Direction:
Identify the lines that include the word "Phillips", then copy all of them.

Records for processing:

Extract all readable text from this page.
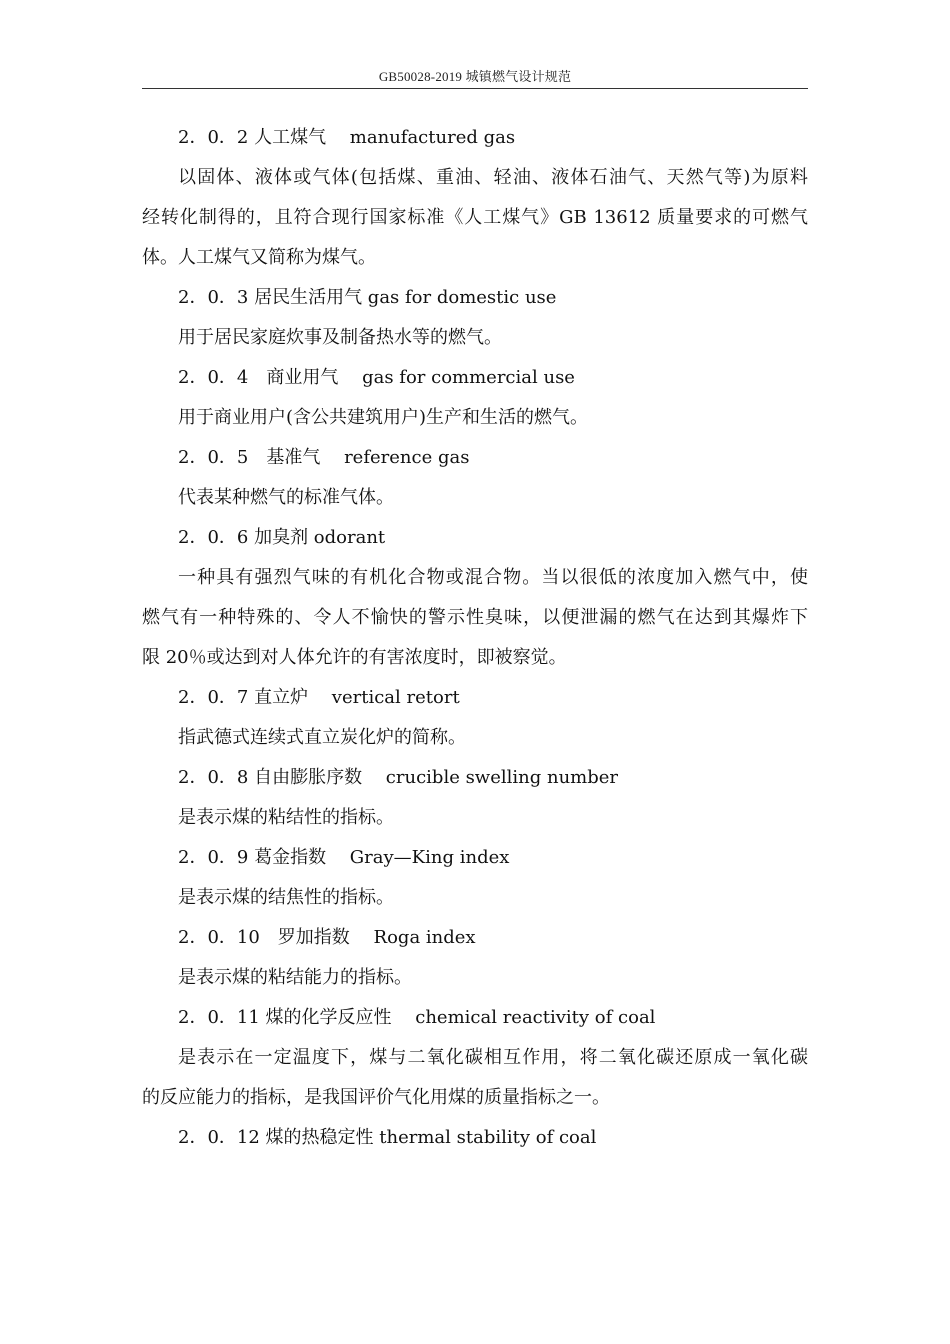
GB50028-2019 城镇燃气设计规范
2．0．2 人工煤气　 manufactured gas
以固体、液体或气体(包括煤、重油、轻油、液体石油气、天然气等)为原料
经转化制得的，且符合现行国家标准《人工煤气》GB 13612 质量要求的可燃气
体。人工煤气又简称为煤气。
2．0．3 居民生活用气 gas for domestic use
用于居民家庭炊事及制备热水等的燃气。
2．0．4　商业用气　 gas for commercial use
用于商业用户(含公共建筑用户)生产和生活的燃气。
2．0．5　基准气　 reference gas
代表某种燃气的标准气体。
2．0．6 加臭剂 odorant
一种具有强烈气味的有机化合物或混合物。当以很低的浓度加入燃气中，使
燃气有一种特殊的、令人不愉快的警示性臭味，以便泄漏的燃气在达到其爆炸下
限 20％或达到对人体允许的有害浓度时，即被察觉。
2．0．7 直立炉　 vertical retort
指武德式连续式直立炭化炉的简称。
2．0．8 自由膨胀序数　 crucible swelling number
是表示煤的粘结性的指标。
2．0．9 葛金指数　 Gray—King index
是表示煤的结焦性的指标。
2．0．10　罗加指数　 Roga index
是表示煤的粘结能力的指标。
2．0．11 煤的化学反应性　 chemical reactivity of coal
是表示在一定温度下，煤与二氧化碳相互作用，将二氧化碳还原成一氧化碳
的反应能力的指标，是我国评价气化用煤的质量指标之一。
2．0．12 煤的热稳定性 thermal stability of coal
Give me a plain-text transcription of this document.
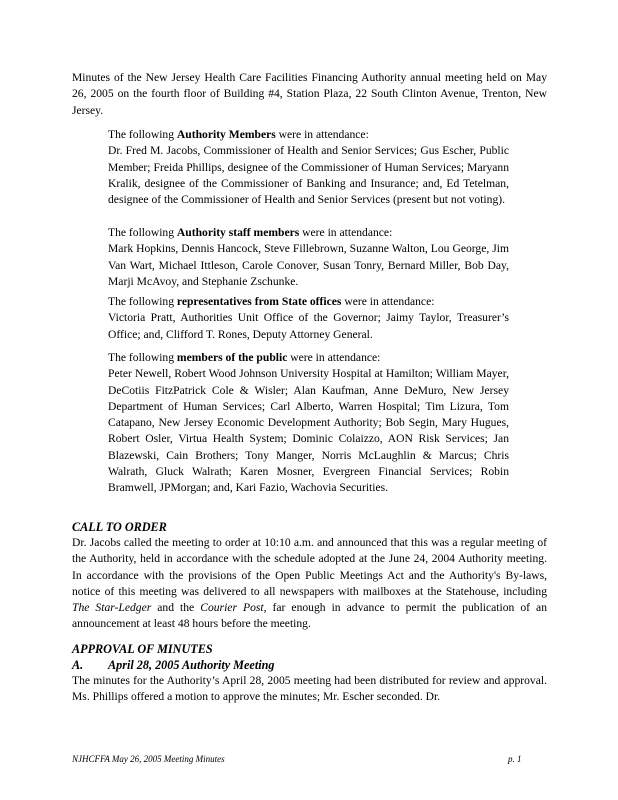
Minutes of the New Jersey Health Care Facilities Financing Authority annual meeting held on May 26, 2005 on the fourth floor of Building #4, Station Plaza, 22 South Clinton Avenue, Trenton, New Jersey.

The following Authority Members were in attendance:
Dr. Fred M. Jacobs, Commissioner of Health and Senior Services; Gus Escher, Public Member; Freida Phillips, designee of the Commissioner of Human Services; Maryann Kralik, designee of the Commissioner of Banking and Insurance; and, Ed Tetelman, designee of the Commissioner of Health and Senior Services (present but not voting).

The following Authority staff members were in attendance:
Mark Hopkins, Dennis Hancock, Steve Fillebrown, Suzanne Walton, Lou George, Jim Van Wart, Michael Ittleson, Carole Conover, Susan Tonry, Bernard Miller, Bob Day, Marji McAvoy, and Stephanie Zschunke.

The following representatives from State offices were in attendance:
Victoria Pratt, Authorities Unit Office of the Governor; Jaimy Taylor, Treasurer’s Office; and, Clifford T. Rones, Deputy Attorney General.

The following members of the public were in attendance:
Peter Newell, Robert Wood Johnson University Hospital at Hamilton; William Mayer, DeCotiis FitzPatrick Cole & Wisler; Alan Kaufman, Anne DeMuro, New Jersey Department of Human Services; Carl Alberto, Warren Hospital; Tim Lizura, Tom Catapano, New Jersey Economic Development Authority; Bob Segin, Mary Hugues, Robert Osler, Virtua Health System; Dominic Colaizzo, AON Risk Services; Jan Blazewski, Cain Brothers; Tony Manger, Norris McLaughlin & Marcus; Chris Walrath, Gluck Walrath; Karen Mosner, Evergreen Financial Services; Robin Bramwell, JPMorgan; and, Kari Fazio, Wachovia Securities.

CALL TO ORDER

Dr. Jacobs called the meeting to order at 10:10 a.m. and announced that this was a regular meeting of the Authority, held in accordance with the schedule adopted at the June 24, 2004 Authority meeting. In accordance with the provisions of the Open Public Meetings Act and the Authority's By-laws, notice of this meeting was delivered to all newspapers with mailboxes at the Statehouse, including The Star-Ledger and the Courier Post, far enough in advance to permit the publication of an announcement at least 48 hours before the meeting.

APPROVAL OF MINUTES
A. April 28, 2005 Authority Meeting

The minutes for the Authority’s April 28, 2005 meeting had been distributed for review and approval. Ms. Phillips offered a motion to approve the minutes; Mr. Escher seconded. Dr.

NJHCFFA May 26, 2005 Meeting Minutes	p. 1
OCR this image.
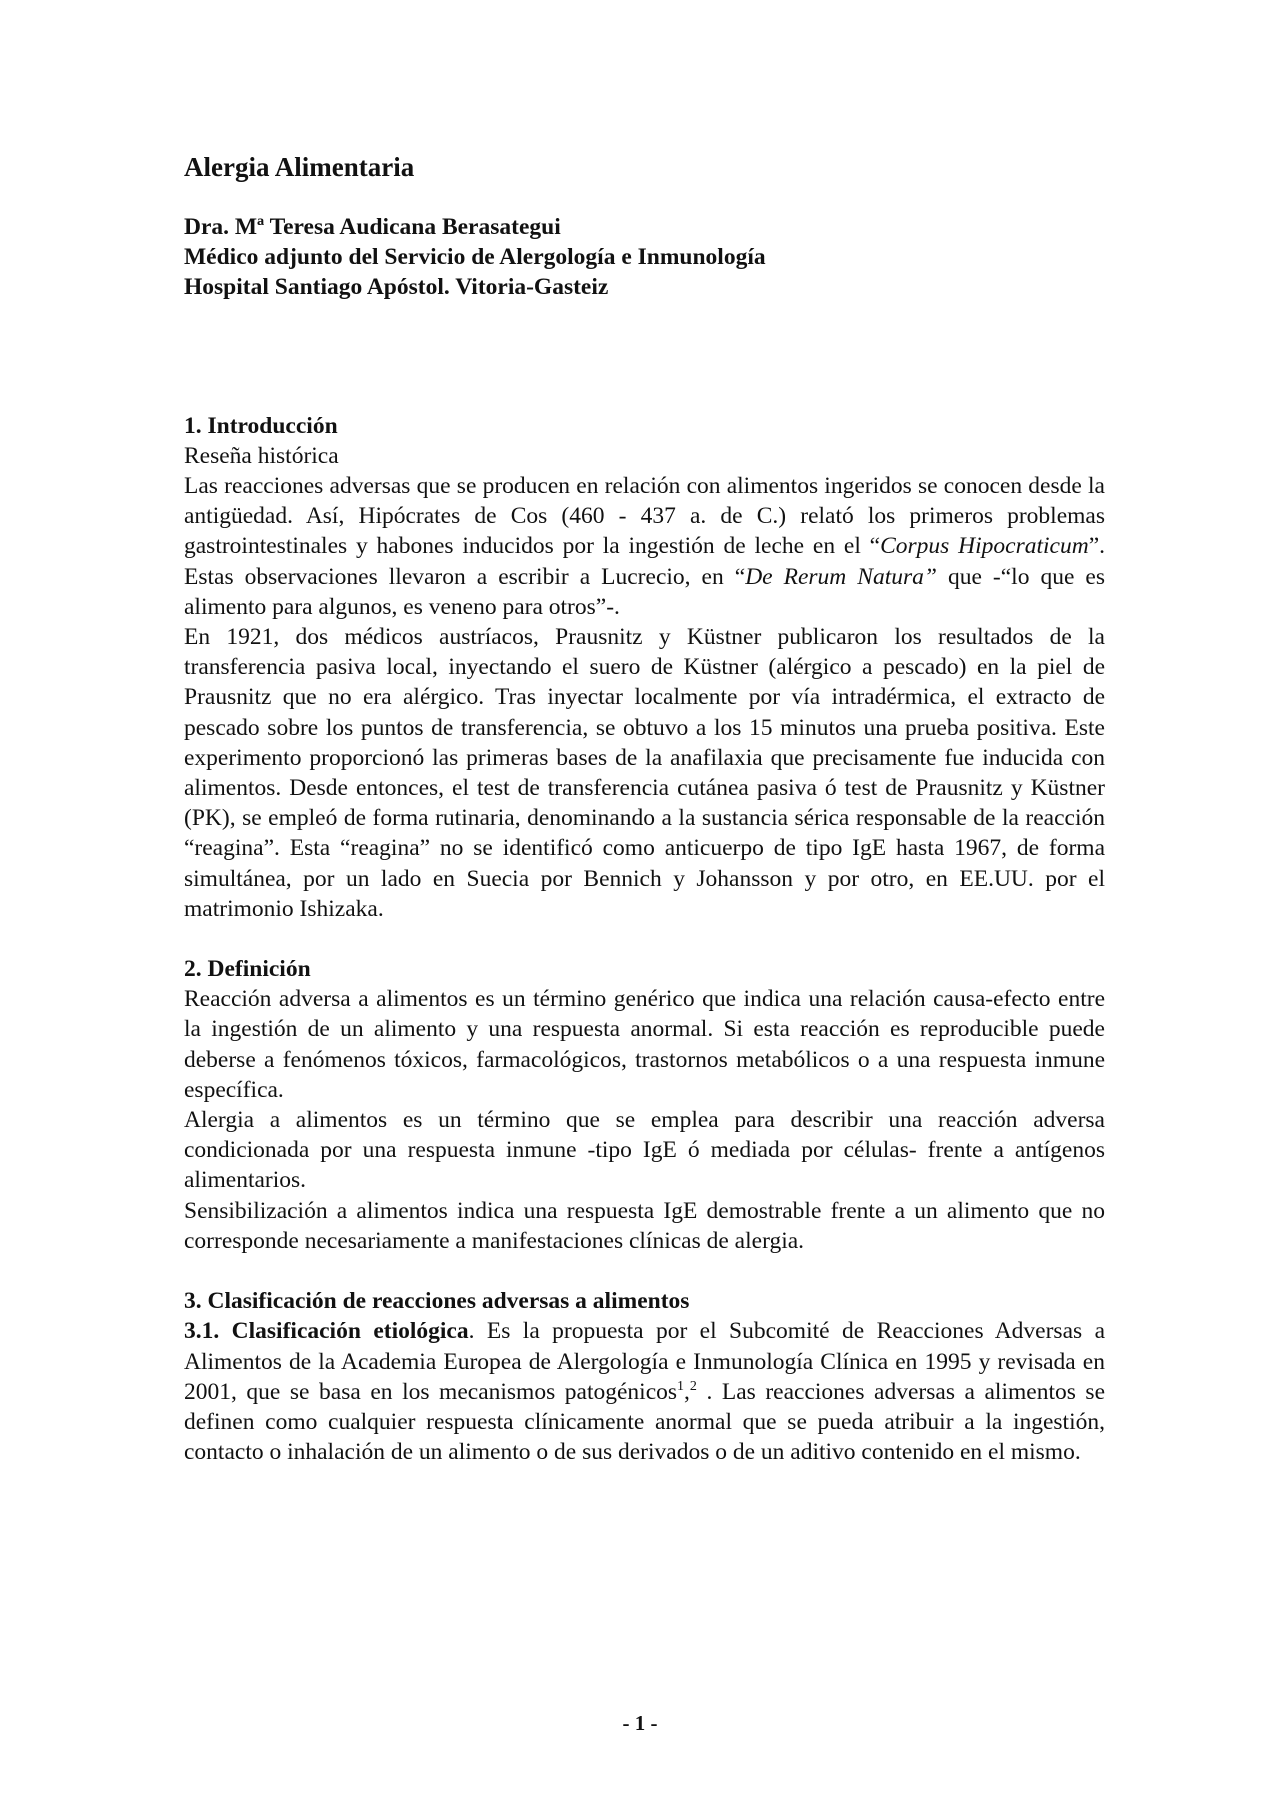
Alergia Alimentaria
Dra. Mª Teresa Audicana Berasategui
Médico adjunto del Servicio de Alergología e Inmunología
Hospital Santiago Apóstol. Vitoria-Gasteiz
1. Introducción
Reseña histórica

Las reacciones adversas que se producen en relación con alimentos ingeridos se conocen desde la antigüedad. Así, Hipócrates de Cos (460 - 437 a. de C.) relató los primeros problemas gastrointestinales y habones inducidos por la ingestión de leche en el “Corpus Hipocraticum”. Estas observaciones llevaron a escribir a Lucrecio, en “De Rerum Natura” que -“lo que es alimento para algunos, es veneno para otros”-.

En 1921, dos médicos austríacos, Prausnitz y Küstner publicaron los resultados de la transferencia pasiva local, inyectando el suero de Küstner (alérgico a pescado) en la piel de Prausnitz que no era alérgico. Tras inyectar localmente por vía intradérmica, el extracto de pescado sobre los puntos de transferencia, se obtuvo a los 15 minutos una prueba positiva. Este experimento proporcionó las primeras bases de la anafilaxia que precisamente fue inducida con alimentos. Desde entonces, el test de transferencia cutánea pasiva ó test de Prausnitz y Küstner (PK), se empleó de forma rutinaria, denominando a la sustancia sérica responsable de la reacción “reagina”. Esta “reagina” no se identificó como anticuerpo de tipo IgE hasta 1967, de forma simultánea, por un lado en Suecia por Bennich y Johansson y por otro, en EE.UU. por el matrimonio Ishizaka.

2. Definición

Reacción adversa a alimentos es un término genérico que indica una relación causa-efecto entre la ingestión de un alimento y una respuesta anormal. Si esta reacción es reproducible puede deberse a fenómenos tóxicos, farmacológicos, trastornos metabólicos o a una respuesta inmune específica.

Alergia a alimentos es un término que se emplea para describir una reacción adversa condicionada por una respuesta inmune -tipo IgE ó mediada por células- frente a antígenos alimentarios.

Sensibilización a alimentos indica una respuesta IgE demostrable frente a un alimento que no corresponde necesariamente a manifestaciones clínicas de alergia.

3. Clasificación de reacciones adversas a alimentos

3.1. Clasificación etiológica. Es la propuesta por el Subcomité de Reacciones Adversas a Alimentos de la Academia Europea de Alergología e Inmunología Clínica en 1995 y revisada en 2001, que se basa en los mecanismos patogénicos$^1$,$^2$ . Las reacciones adversas a alimentos se definen como cualquier respuesta clínicamente anormal que se pueda atribuir a la ingestión, contacto o inhalación de un alimento o de sus derivados o de un aditivo contenido en el mismo.

- 1 -
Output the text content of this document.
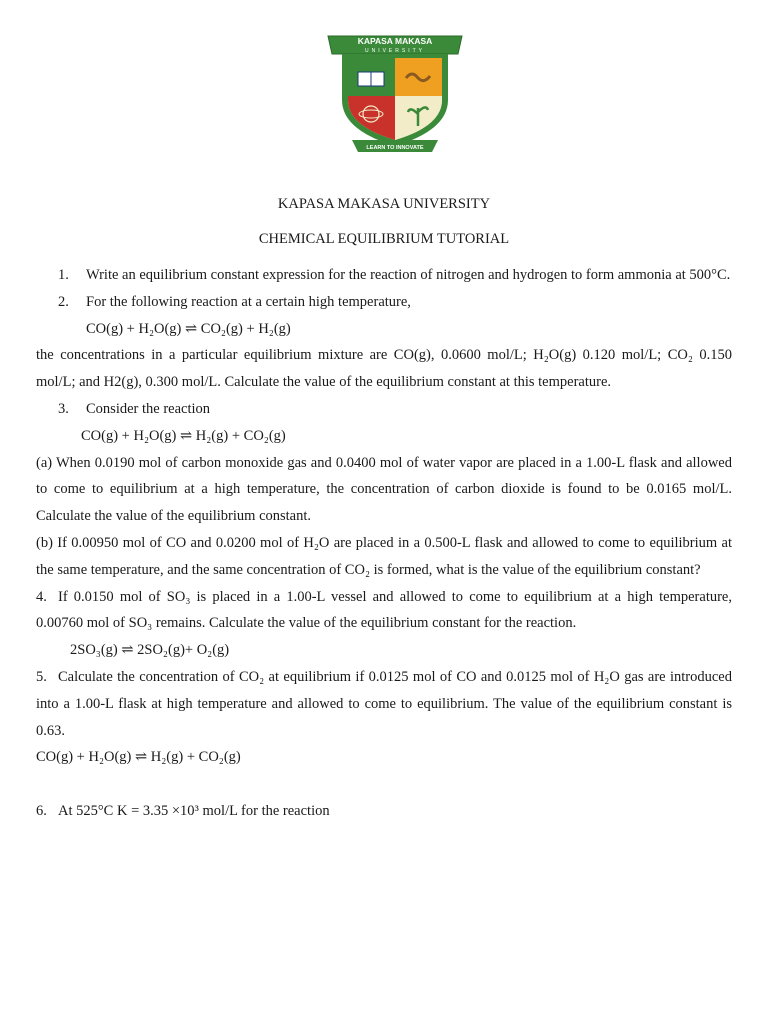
KAPASA MAKASA
UNIVERSITY
LEARN TO INNOVATE
KAPASA MAKASA UNIVERSITY
CHEMICAL EQUILIBRIUM TUTORIAL

1. Write an equilibrium constant expression for the reaction of nitrogen and hydrogen to form ammonia at 500°C.

2. For the following reaction at a certain high temperature,

CO(g) + H₂O(g) ⇌ CO₂(g) + H₂(g)

the concentrations in a particular equilibrium mixture are CO(g), 0.0600 mol/L; H₂O(g) 0.120 mol/L; CO₂ 0.150 mol/L; and H2(g), 0.300 mol/L. Calculate the value of the equilibrium constant at this temperature.

3. Consider the reaction

CO(g) + H₂O(g) ⇌ H₂(g) + CO₂(g)

(a) When 0.0190 mol of carbon monoxide gas and 0.0400 mol of water vapor are placed in a 1.00-L flask and allowed to come to equilibrium at a high temperature, the concentration of carbon dioxide is found to be 0.0165 mol/L. Calculate the value of the equilibrium constant.

(b) If 0.00950 mol of CO and 0.0200 mol of H₂O are placed in a 0.500-L flask and allowed to come to equilibrium at the same temperature, and the same concentration of CO₂ is formed, what is the value of the equilibrium constant?

4. If 0.0150 mol of SO₃ is placed in a 1.00-L vessel and allowed to come to equilibrium at a high temperature, 0.00760 mol of SO₃ remains. Calculate the value of the equilibrium constant for the reaction.

2SO₃(g) ⇌ 2SO₂(g)+ O₂(g)

5. Calculate the concentration of CO₂ at equilibrium if 0.0125 mol of CO and 0.0125 mol of H₂O gas are introduced into a 1.00-L flask at high temperature and allowed to come to equilibrium. The value of the equilibrium constant is 0.63.

CO(g) + H₂O(g) ⇌ H₂(g) + CO₂(g)

6. At 525°C K = 3.35 ×10³ mol/L for the reaction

Solution to this problem:
Dr. Fred M. Jacobs, Commissioner of Health and Senior Services; Gus Escher, Public Member; Freida Phillips, designee of the Commissioner of Human Services; Maryann Kralik, designee of the Commissioner of Banking and Insurance; and, Ed Tetelman, designee of the Commissioner of Health and Senior Services (present but not voting).
The minutes for the Authority’s April 28, 2005 meeting had been distributed for review and approval. Ms. Phillips offered a motion to approve the minutes; Mr. Escher seconded. Dr.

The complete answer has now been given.